- TASK DESCRIPTION: Write the material out again in full, word for word. Do not include the pictures.

- SOURCE RECORDS:

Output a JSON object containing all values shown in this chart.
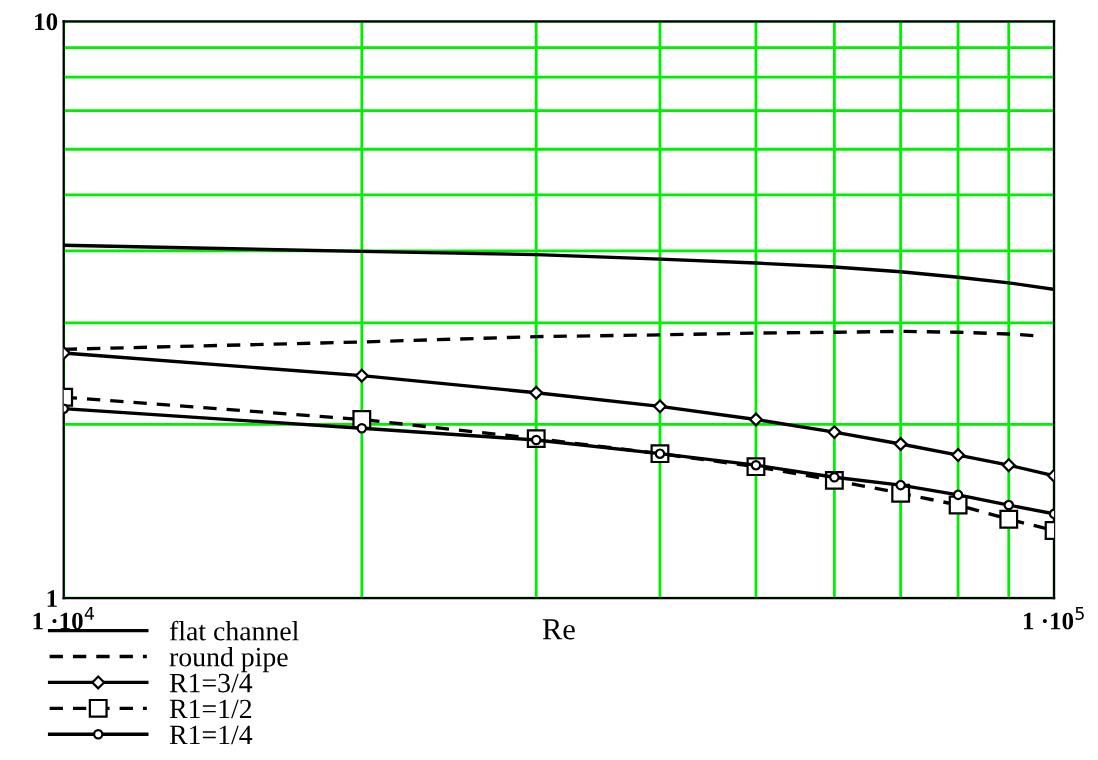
{
  "chart_data": {
    "type": "line",
    "xlabel": "Re",
    "log": "xy",
    "grid": true,
    "legend": "bottom",
    "x": [
      10000,
      20000,
      30000,
      40000,
      50000,
      60000,
      70000,
      80000,
      90000,
      100000
    ],
    "xlim": [
      10000,
      100000
    ],
    "ylim": [
      1,
      10
    ],
    "xticks": [
      {
        "value": 10000,
        "label": "1 ·10$^{4}$"
      },
      {
        "value": 20000,
        "label": null
      },
      {
        "value": 30000,
        "label": null
      },
      {
        "value": 40000,
        "label": null
      },
      {
        "value": 50000,
        "label": null
      },
      {
        "value": 60000,
        "label": null
      },
      {
        "value": 70000,
        "label": null
      },
      {
        "value": 80000,
        "label": null
      },
      {
        "value": 90000,
        "label": null
      },
      {
        "value": 100000,
        "label": "1 ·10$^{5}$"
      }
    ],
    "yticks": [
      1,
      {
        "value": 2,
        "label": null
      },
      {
        "value": 3,
        "label": null
      },
      {
        "value": 4,
        "label": null
      },
      {
        "value": 5,
        "label": null
      },
      {
        "value": 6,
        "label": null
      },
      {
        "value": 7,
        "label": null
      },
      {
        "value": 8,
        "label": null
      },
      {
        "value": 9,
        "label": null
      },
      10
    ],
    "series": [
      {
        "name": "flat channel",
        "color": "#000000",
        "line_style": "solid",
        "marker": "none",
        "values": [
          4.09,
          3.99,
          3.94,
          3.87,
          3.81,
          3.75,
          3.68,
          3.6,
          3.52,
          3.43
        ]
      },
      {
        "name": "round pipe",
        "color": "#000000",
        "line_style": "dashed",
        "marker": "none",
        "x": [
          10000,
          20000,
          30000,
          40000,
          50000,
          60000,
          70000,
          80000,
          90000,
          96000
        ],
        "values": [
          2.7,
          2.78,
          2.84,
          2.86,
          2.88,
          2.89,
          2.9,
          2.89,
          2.87,
          2.85
        ]
      },
      {
        "name": "R1=3/4",
        "color": "#000000",
        "line_style": "solid",
        "marker": "diamond",
        "values": [
          2.66,
          2.43,
          2.27,
          2.15,
          2.04,
          1.94,
          1.85,
          1.77,
          1.7,
          1.63
        ]
      },
      {
        "name": "R1=1/2",
        "color": "#000000",
        "line_style": "dashed",
        "marker": "square",
        "values": [
          2.23,
          2.04,
          1.89,
          1.78,
          1.69,
          1.6,
          1.52,
          1.45,
          1.37,
          1.31
        ]
      },
      {
        "name": "R1=1/4",
        "color": "#000000",
        "line_style": "solid",
        "marker": "circle",
        "values": [
          2.13,
          1.97,
          1.88,
          1.78,
          1.7,
          1.62,
          1.57,
          1.51,
          1.45,
          1.4
        ]
      }
    ]
  }
}
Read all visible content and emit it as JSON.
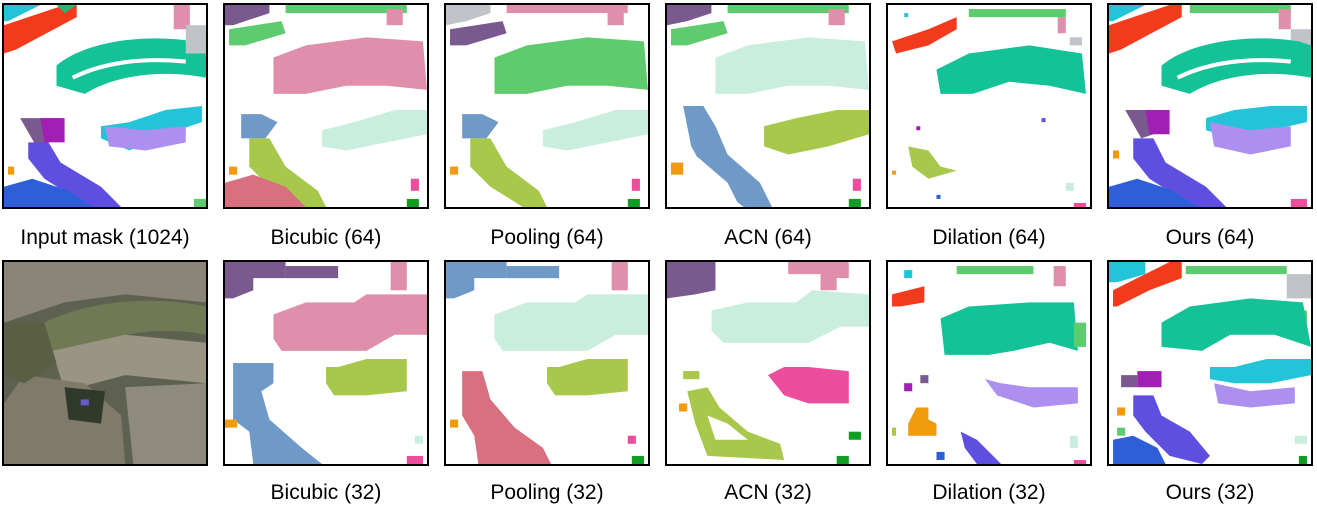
{
  "top_row": {
    "captions": [
      "Input mask (1024)",
      "Bicubic (64)",
      "Pooling (64)",
      "ACN (64)",
      "Dilation (64)",
      "Ours (64)"
    ]
  },
  "bottom_row": {
    "captions": [
      "Bicubic (32)",
      "Pooling (32)",
      "ACN (32)",
      "Dilation (32)",
      "Ours (32)"
    ]
  },
  "colors": {
    "teal": "#13c296",
    "red": "#f23a1d",
    "cyan": "#23c4d8",
    "lavender": "#ad8ff0",
    "indigo": "#5f4fe0",
    "blue": "#2f5fd8",
    "purple": "#7a5a8e",
    "magenta": "#a21fb5",
    "pink": "#df8fab",
    "green": "#5fcb6f",
    "mint": "#c9eedd",
    "steel": "#6f9ac8",
    "olive": "#a8c84c",
    "rose": "#d87080",
    "hotpink": "#ec4d9c",
    "orange": "#f09a0c",
    "grey": "#c0c4c8"
  }
}
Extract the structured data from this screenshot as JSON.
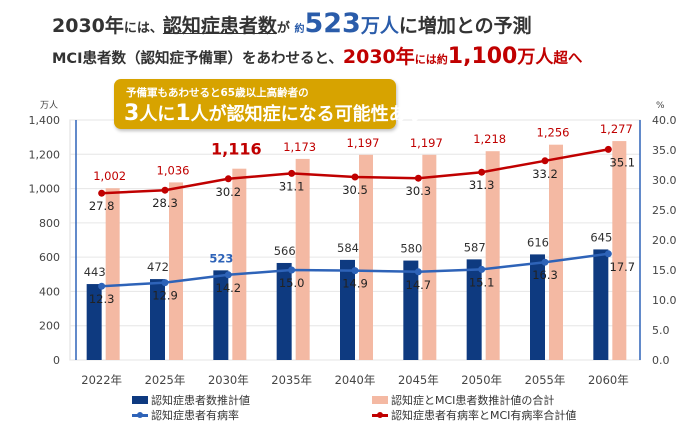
{
  "header": {
    "line1": {
      "a": "2030年",
      "b": "には、",
      "c": "認知症患者数",
      "d": "が ",
      "e": "約",
      "f": "523",
      "g": "万人",
      "h": "に増加との予測"
    },
    "line2": {
      "a": "MCI患者数（認知症予備軍）をあわせると、",
      "b": "2030年",
      "c": "には約",
      "d": "1,100",
      "e": "万人",
      "f": "超へ"
    }
  },
  "callout": {
    "line1": "予備軍もあわせると65歳以上高齢者の",
    "n1": "3",
    "p1": "人に",
    "n2": "1",
    "p2": "人が認知症になる可能性あり"
  },
  "colors": {
    "dementia_bar": "#0e3a80",
    "total_bar": "#f4b9a3",
    "dementia_rate": "#2e63b8",
    "total_rate": "#c00000",
    "callout": "#d7a300"
  },
  "chart_data": {
    "type": "bar+line",
    "categories": [
      "2022年",
      "2025年",
      "2030年",
      "2035年",
      "2040年",
      "2045年",
      "2050年",
      "2055年",
      "2060年"
    ],
    "y_left": {
      "unit": "万人",
      "ylim": [
        0,
        1400
      ],
      "ticks": [
        "0",
        "200",
        "400",
        "600",
        "800",
        "1,000",
        "1,200",
        "1,400"
      ]
    },
    "y_right": {
      "unit": "%",
      "ylim": [
        0,
        40
      ],
      "ticks": [
        "0.0",
        "5.0",
        "10.0",
        "15.0",
        "20.0",
        "25.0",
        "30.0",
        "35.0",
        "40.0"
      ]
    },
    "grid": true,
    "legend_position": "bottom",
    "series": [
      {
        "name": "認知症患者数推計値",
        "type": "bar",
        "axis": "left",
        "values": [
          443,
          472,
          523,
          566,
          584,
          580,
          587,
          616,
          645
        ],
        "labels": [
          "443",
          "472",
          "523",
          "566",
          "584",
          "580",
          "587",
          "616",
          "645"
        ]
      },
      {
        "name": "認知症とMCI患者数推計値の合計",
        "type": "bar",
        "axis": "left",
        "values": [
          1002,
          1036,
          1116,
          1173,
          1197,
          1197,
          1218,
          1256,
          1277
        ],
        "labels": [
          "1,002",
          "1,036",
          "1,116",
          "1,173",
          "1,197",
          "1,197",
          "1,218",
          "1,256",
          "1,277"
        ]
      },
      {
        "name": "認知症患者有病率",
        "type": "line",
        "axis": "right",
        "values": [
          12.3,
          12.9,
          14.2,
          15.0,
          14.9,
          14.7,
          15.1,
          16.3,
          17.7
        ]
      },
      {
        "name": "認知症患者有病率とMCI有病率合計値",
        "type": "line",
        "axis": "right",
        "values": [
          27.8,
          28.3,
          30.2,
          31.1,
          30.5,
          30.3,
          31.3,
          33.2,
          35.1
        ]
      }
    ]
  }
}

- RESPONSE TO THE TASK:
Output a JSON object containing all values shown in this chart.
{
  "chart_data": {
    "type": "line",
    "xlabel": "Re",
    "log": "xy",
    "grid": true,
    "legend": "bottom",
    "x": [
      10000,
      20000,
      30000,
      40000,
      50000,
      60000,
      70000,
      80000,
      90000,
      100000
    ],
    "xlim": [
      10000,
      100000
    ],
    "ylim": [
      1,
      10
    ],
    "xticks": [
      {
        "value": 10000,
        "label": "1 ·10$^{4}$"
      },
      {
        "value": 20000,
        "label": null
      },
      {
        "value": 30000,
        "label": null
      },
      {
        "value": 40000,
        "label": null
      },
      {
        "value": 50000,
        "label": null
      },
      {
        "value": 60000,
        "label": null
      },
      {
        "value": 70000,
        "label": null
      },
      {
        "value": 80000,
        "label": null
      },
      {
        "value": 90000,
        "label": null
      },
      {
        "value": 100000,
        "label": "1 ·10$^{5}$"
      }
    ],
    "yticks": [
      1,
      {
        "value": 2,
        "label": null
      },
      {
        "value": 3,
        "label": null
      },
      {
        "value": 4,
        "label": null
      },
      {
        "value": 5,
        "label": null
      },
      {
        "value": 6,
        "label": null
      },
      {
        "value": 7,
        "label": null
      },
      {
        "value": 8,
        "label": null
      },
      {
        "value": 9,
        "label": null
      },
      10
    ],
    "series": [
      {
        "name": "flat channel",
        "color": "#000000",
        "line_style": "solid",
        "marker": "none",
        "values": [
          4.09,
          3.99,
          3.94,
          3.87,
          3.81,
          3.75,
          3.68,
          3.6,
          3.52,
          3.43
        ]
      },
      {
        "name": "round pipe",
        "color": "#000000",
        "line_style": "dashed",
        "marker": "none",
        "x": [
          10000,
          20000,
          30000,
          40000,
          50000,
          60000,
          70000,
          80000,
          90000,
          96000
        ],
        "values": [
          2.7,
          2.78,
          2.84,
          2.86,
          2.88,
          2.89,
          2.9,
          2.89,
          2.87,
          2.85
        ]
      },
      {
        "name": "R1=3/4",
        "color": "#000000",
        "line_style": "solid",
        "marker": "diamond",
        "values": [
          2.66,
          2.43,
          2.27,
          2.15,
          2.04,
          1.94,
          1.85,
          1.77,
          1.7,
          1.63
        ]
      },
      {
        "name": "R1=1/2",
        "color": "#000000",
        "line_style": "dashed",
        "marker": "square",
        "values": [
          2.23,
          2.04,
          1.89,
          1.78,
          1.69,
          1.6,
          1.52,
          1.45,
          1.37,
          1.31
        ]
      },
      {
        "name": "R1=1/4",
        "color": "#000000",
        "line_style": "solid",
        "marker": "circle",
        "values": [
          2.13,
          1.97,
          1.88,
          1.78,
          1.7,
          1.62,
          1.57,
          1.51,
          1.45,
          1.4
        ]
      }
    ]
  }
}
Read all visible content and emit it as JSON.
{
  "top_row": {
    "captions": [
      "Input mask (1024)",
      "Bicubic (64)",
      "Pooling (64)",
      "ACN (64)",
      "Dilation (64)",
      "Ours (64)"
    ]
  },
  "bottom_row": {
    "captions": [
      "Bicubic (32)",
      "Pooling (32)",
      "ACN (32)",
      "Dilation (32)",
      "Ours (32)"
    ]
  },
  "colors": {
    "teal": "#13c296",
    "red": "#f23a1d",
    "cyan": "#23c4d8",
    "lavender": "#ad8ff0",
    "indigo": "#5f4fe0",
    "blue": "#2f5fd8",
    "purple": "#7a5a8e",
    "magenta": "#a21fb5",
    "pink": "#df8fab",
    "green": "#5fcb6f",
    "mint": "#c9eedd",
    "steel": "#6f9ac8",
    "olive": "#a8c84c",
    "rose": "#d87080",
    "hotpink": "#ec4d9c",
    "orange": "#f09a0c",
    "grey": "#c0c4c8"
  }
}
Extract the structured data from this screenshot as JSON.
{
  "header": {
    "line1": {
      "a": "2030年",
      "b": "には、",
      "c": "認知症患者数",
      "d": "が ",
      "e": "約",
      "f": "523",
      "g": "万人",
      "h": "に増加との予測"
    },
    "line2": {
      "a": "MCI患者数（認知症予備軍）をあわせると、",
      "b": "2030年",
      "c": "には約",
      "d": "1,100",
      "e": "万人",
      "f": "超へ"
    }
  },
  "callout": {
    "line1": "予備軍もあわせると65歳以上高齢者の",
    "n1": "3",
    "p1": "人に",
    "n2": "1",
    "p2": "人が認知症になる可能性あり"
  },
  "colors": {
    "dementia_bar": "#0e3a80",
    "total_bar": "#f4b9a3",
    "dementia_rate": "#2e63b8",
    "total_rate": "#c00000",
    "callout": "#d7a300"
  },
  "chart_data": {
    "type": "bar+line",
    "categories": [
      "2022年",
      "2025年",
      "2030年",
      "2035年",
      "2040年",
      "2045年",
      "2050年",
      "2055年",
      "2060年"
    ],
    "y_left": {
      "unit": "万人",
      "ylim": [
        0,
        1400
      ],
      "ticks": [
        "0",
        "200",
        "400",
        "600",
        "800",
        "1,000",
        "1,200",
        "1,400"
      ]
    },
    "y_right": {
      "unit": "%",
      "ylim": [
        0,
        40
      ],
      "ticks": [
        "0.0",
        "5.0",
        "10.0",
        "15.0",
        "20.0",
        "25.0",
        "30.0",
        "35.0",
        "40.0"
      ]
    },
    "grid": true,
    "legend_position": "bottom",
    "series": [
      {
        "name": "認知症患者数推計値",
        "type": "bar",
        "axis": "left",
        "values": [
          443,
          472,
          523,
          566,
          584,
          580,
          587,
          616,
          645
        ],
        "labels": [
          "443",
          "472",
          "523",
          "566",
          "584",
          "580",
          "587",
          "616",
          "645"
        ]
      },
      {
        "name": "認知症とMCI患者数推計値の合計",
        "type": "bar",
        "axis": "left",
        "values": [
          1002,
          1036,
          1116,
          1173,
          1197,
          1197,
          1218,
          1256,
          1277
        ],
        "labels": [
          "1,002",
          "1,036",
          "1,116",
          "1,173",
          "1,197",
          "1,197",
          "1,218",
          "1,256",
          "1,277"
        ]
      },
      {
        "name": "認知症患者有病率",
        "type": "line",
        "axis": "right",
        "values": [
          12.3,
          12.9,
          14.2,
          15.0,
          14.9,
          14.7,
          15.1,
          16.3,
          17.7
        ]
      },
      {
        "name": "認知症患者有病率とMCI有病率合計値",
        "type": "line",
        "axis": "right",
        "values": [
          27.8,
          28.3,
          30.2,
          31.1,
          30.5,
          30.3,
          31.3,
          33.2,
          35.1
        ]
      }
    ]
  }
}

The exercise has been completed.